* [What is required]
Write out word for word the passage of the VXLAN EVPN Multi-Site text below that opens with the words containing "The challenge with" and closes with "greater operational complexity.".

* [Text extract]
___

Posting this blog on behalf of Babi Seal, Senior Manager, Product Management, INSBU and Lukas Krattiger, Principal Engineer, INSBU
This is the second blog in a two-part series that highlights novel Virtual Extensible LAN (VXLAN)-related features that are now shipping in the latest software release of the Nexus 9000 platform. In the previous blog, we briefly described three key features: Tenant Routed Multicast (TRM), Centralized Route Leaking for EVPN (Ethernet VPN), and Policy-Based Routing support with VXLAN. In this blog, we will look at the capabilities of the VXLAN EVPN Multi-Site feature.
Overview
VXLAN EVPN Multi-Site marks an important milestone in the journey of overlays. The vanilla VXLAN flood-and-learn based mechanism that relied on data-plane learning. This approach was replaced with an enhanced mechanism that relied on a control plane, back in early 2015 when BGP EVPN became the control plane of choice for VXLAN overlays. With this addition, support for integrated Layer-2/3 services, multi-tenancy, optimal one-hop forwarding, and workload mobility was introduced, making EVPN enabled VXLAN a more scalable and efficient solution.
VXLAN EVPN Multi-Site continues the evolutionary path toward building even more efficient VXLAN-based overlay deployments. It brings back proven networking design principles around hierarchical network design and fault containment with preserving network control boundaries when building scalable overlays.
Pre-EVPN Multi-Site: Multi-Pod and Multi-Fabric
The need for interconnecting data centers is as old as the notion of data centers themselves. This was no different when VXLAN was introduced. With VXLAN’s capability to build Layer-2 networks on top of Layer-3 networks, we achieved simplicity with transport independence but unfortunately left out many network-design principles for the overlay.
Even in the pre-VXLAN EVPN days, we still managed to build well-structured and hierarchical topologies such as Fat-Tree, Clos, Leaf/Spine. VXLAN overlays flattened this by creating end-to-end encapsulations from leaf to leaf through the Multi-Pod design. There the data plane was shared across pods while keeping some separate overlay control plane instance per pod. Alternative approaches preserved the hierarchy but required introduction of additional Data Center Interconnect (DCI) technology for interconnecting distinct VXLAN overlay domains; resulting in a Multi-Fabric design.
The challenge with Multi-Pod was the use of a single overlay domain (end-to-end encapsulation), which created challenges with scale, fate sharing, and operational restrictions. While Multi-Fabric provided improvements by isolating both the control and the data plane using hierarchical topologies, there was additional considerations imposed on the users to select from a mish-mash of different DCI technologies to extend and interconnect the overlay domains, thus resulting in greater operational complexity.

___

* [Entries shown]
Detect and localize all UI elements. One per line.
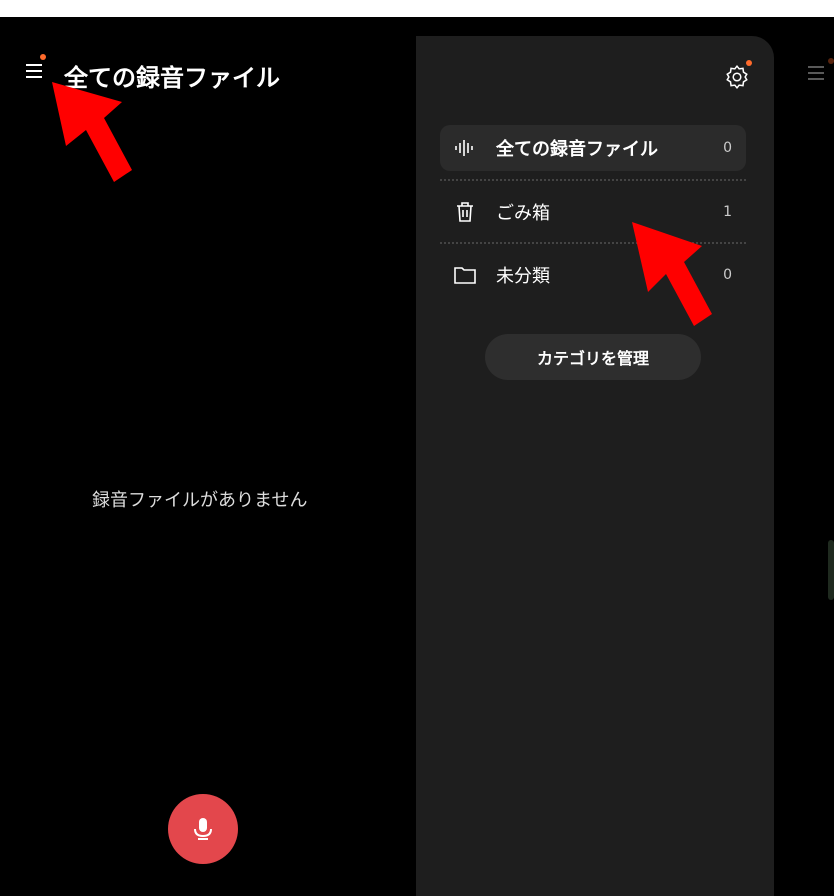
microphone-icon xyxy=(194,818,212,840)
category-count: 0 xyxy=(723,267,732,283)
waveform-icon xyxy=(454,137,476,159)
next-page-menu-button xyxy=(808,58,834,84)
category-all-files[interactable]: 全ての録音ファイル 0 xyxy=(440,125,746,171)
category-count: 0 xyxy=(723,140,732,156)
category-label: 未分類 xyxy=(496,266,550,287)
folder-icon xyxy=(454,264,476,286)
status-bar xyxy=(0,0,834,17)
category-label: 全ての録音ファイル xyxy=(496,139,658,160)
record-button[interactable] xyxy=(168,794,238,864)
empty-state-message: 録音ファイルがありません xyxy=(92,490,308,511)
divider xyxy=(440,179,746,181)
next-page-edge xyxy=(828,540,834,600)
category-drawer: 全ての録音ファイル 0 ごみ箱 1 未分類 0 カテゴリを管理 xyxy=(416,36,774,896)
annotation-arrow-icon xyxy=(632,222,712,326)
notification-dot xyxy=(746,60,752,66)
menu-button[interactable] xyxy=(24,54,46,82)
settings-button[interactable] xyxy=(724,60,752,90)
notification-dot xyxy=(40,54,46,60)
annotation-arrow-icon xyxy=(52,82,132,182)
trash-icon xyxy=(454,201,476,223)
category-count: 1 xyxy=(723,204,732,220)
gear-icon xyxy=(726,64,748,90)
manage-categories-button[interactable]: カテゴリを管理 xyxy=(485,334,701,380)
notification-dot xyxy=(828,58,834,64)
category-label: ごみ箱 xyxy=(496,203,550,224)
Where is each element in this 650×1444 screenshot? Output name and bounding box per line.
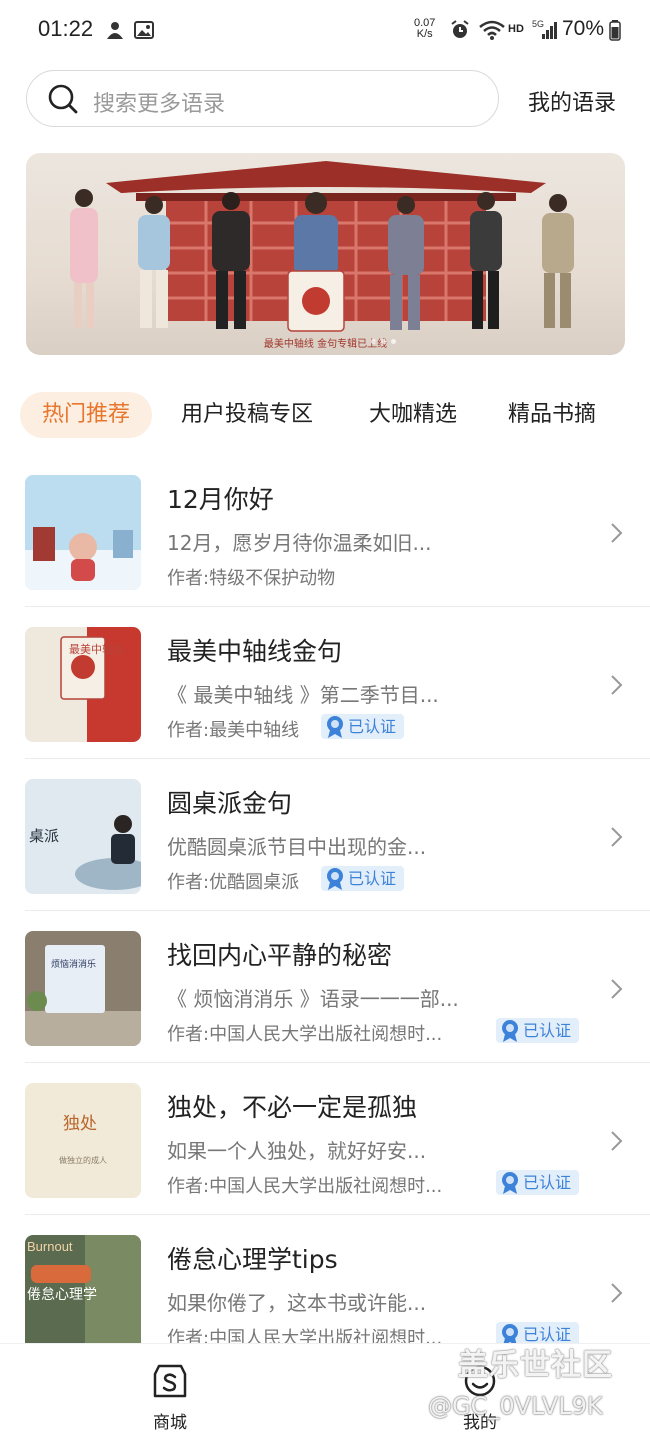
watermark-title: 盖乐世社区 (458, 1348, 613, 1383)
svg-text:5G: 5G (532, 19, 544, 29)
tab-hot-recommend[interactable]: 热门推荐 (20, 392, 153, 438)
divider (25, 758, 650, 759)
nav-shop[interactable]: 商城 (130, 1362, 210, 1433)
item-thumbnail (25, 475, 141, 590)
verified-badge: 已认证 (321, 866, 405, 891)
verified-badge: 已认证 (321, 714, 405, 739)
network-speed-unit: K/s (416, 28, 433, 40)
promo-banner[interactable]: 最美中轴线 金句专辑已上线 (26, 153, 625, 355)
item-thumbnail: 桌派 (25, 779, 141, 894)
item-author: 作者:优酷圆桌派 (167, 872, 300, 893)
divider (25, 1062, 650, 1063)
verified-badge: 已认证 (496, 1018, 580, 1043)
item-author: 作者:中国人民大学出版社阅想时... (167, 1176, 443, 1197)
thumb-subtext: 做独立的成人 (59, 1155, 107, 1165)
tab-celebrity-picks[interactable]: 大咖精选 (369, 392, 457, 438)
divider (25, 606, 650, 607)
battery-percent: 70% (562, 17, 605, 40)
item-description: 如果你倦了，这本书或许能... (167, 1291, 427, 1315)
list-item[interactable]: 独处 做独立的成人 独处，不必一定是孤独 如果一个人独处，就好好安... 作者:… (25, 1083, 650, 1235)
wifi-icon (478, 18, 506, 42)
item-title: 12月你好 (167, 485, 274, 514)
item-author: 作者:中国人民大学出版社阅想时... (167, 1024, 443, 1045)
battery-icon (609, 18, 621, 42)
item-title: 圆桌派金句 (167, 789, 293, 818)
thumb-text: 独处 (63, 1114, 97, 1134)
item-title: 最美中轴线金句 (167, 637, 343, 666)
item-description: 如果一个人独处，就好好安... (167, 1139, 427, 1163)
watermark-handle: @GC_0VLVL9K (428, 1392, 603, 1420)
category-tabs: 热门推荐 用户投稿专区 大咖精选 精品书摘 (20, 392, 650, 440)
verified-ribbon-icon (502, 1172, 518, 1194)
status-bar: 01:22 0.07 K/s HD 5G 70% (0, 0, 650, 60)
verified-label: 已认证 (348, 869, 397, 888)
verified-badge: 已认证 (496, 1170, 580, 1195)
divider (25, 910, 650, 911)
item-author: 作者:特级不保护动物 (167, 568, 336, 589)
item-author: 作者:最美中轴线 (167, 720, 300, 741)
my-quotes-link[interactable]: 我的语录 (528, 85, 616, 117)
chevron-right-icon (611, 675, 623, 695)
tab-user-submissions[interactable]: 用户投稿专区 (181, 392, 313, 438)
tab-book-excerpts[interactable]: 精品书摘 (508, 392, 596, 438)
item-description: 优酷圆桌派节目中出现的金... (167, 835, 427, 859)
verified-label: 已认证 (348, 717, 397, 736)
thumb-text: 烦恼消消乐 (51, 958, 96, 970)
list-item[interactable]: 桌派 圆桌派金句 优酷圆桌派节目中出现的金... 作者:优酷圆桌派 已认证 (25, 779, 650, 931)
gallery-icon (134, 18, 154, 42)
notification-app-icon (104, 18, 126, 42)
search-input[interactable]: 搜索更多语录 (26, 70, 499, 127)
nav-shop-label: 商城 (153, 1413, 187, 1433)
alarm-icon (449, 18, 471, 42)
thumb-text: 桌派 (29, 827, 59, 845)
chevron-right-icon (611, 827, 623, 847)
item-thumbnail: 独处 做独立的成人 (25, 1083, 141, 1198)
signal-icon: 5G (532, 18, 558, 42)
shop-icon (153, 1364, 187, 1398)
banner-artwork (70, 161, 574, 332)
list-item[interactable]: 烦恼消消乐 找回内心平静的秘密 《 烦恼消消乐 》语录一一一部... 作者:中国… (25, 931, 650, 1083)
banner-caption: 最美中轴线 金句专辑已上线 (263, 339, 388, 350)
list-item[interactable]: 最美中轴线 最美中轴线金句 《 最美中轴线 》第二季节目... 作者:最美中轴线… (25, 627, 650, 779)
divider (25, 1214, 650, 1215)
verified-ribbon-icon (327, 868, 343, 890)
verified-ribbon-icon (327, 716, 343, 738)
item-title: 找回内心平静的秘密 (167, 941, 393, 970)
chevron-right-icon (611, 523, 623, 543)
item-thumbnail: 烦恼消消乐 (25, 931, 141, 1046)
search-placeholder: 搜索更多语录 (93, 92, 226, 117)
thumb-en-text: Burnout (27, 1239, 73, 1254)
chevron-right-icon (611, 1131, 623, 1151)
search-icon (48, 84, 78, 114)
item-title: 独处，不必一定是孤独 (167, 1093, 418, 1122)
item-thumbnail: 最美中轴线 (25, 627, 141, 742)
list-item[interactable]: 12月你好 12月，愿岁月待你温柔如旧... 作者:特级不保护动物 (25, 475, 650, 627)
item-title: 倦怠心理学tips (167, 1245, 338, 1274)
hd-indicator: HD (508, 23, 524, 35)
item-thumbnail: Burnout 倦怠心理学 (25, 1235, 141, 1350)
chevron-right-icon (611, 1283, 623, 1303)
item-description: 《 烦恼消消乐 》语录一一一部... (167, 987, 459, 1011)
item-description: 《 最美中轴线 》第二季节目... (167, 683, 439, 707)
thumb-text: 倦怠心理学 (27, 1287, 97, 1303)
network-speed: 0.07 K/s (414, 18, 435, 40)
chevron-right-icon (611, 979, 623, 999)
verified-label: 已认证 (523, 1173, 572, 1192)
thumb-text: 最美中轴线 (69, 642, 124, 656)
item-description: 12月，愿岁月待你温柔如旧... (167, 531, 432, 555)
verified-ribbon-icon (502, 1020, 518, 1042)
status-time: 01:22 (38, 16, 94, 41)
verified-label: 已认证 (523, 1021, 572, 1040)
banner-pagination (371, 339, 396, 344)
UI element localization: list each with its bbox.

___

* [Answer to this task]
The challenge with Multi-Pod was the use of a single overlay domain (end-to-end encapsulation), which created challenges with scale, fate sharing, and operational restrictions. While Multi-Fabric provided improvements by isolating both the control and the data plane using hierarchical topologies, there was additional considerations imposed on the users to select from a mish-mash of different DCI technologies to extend and interconnect the overlay domains, thus resulting in greater operational complexity.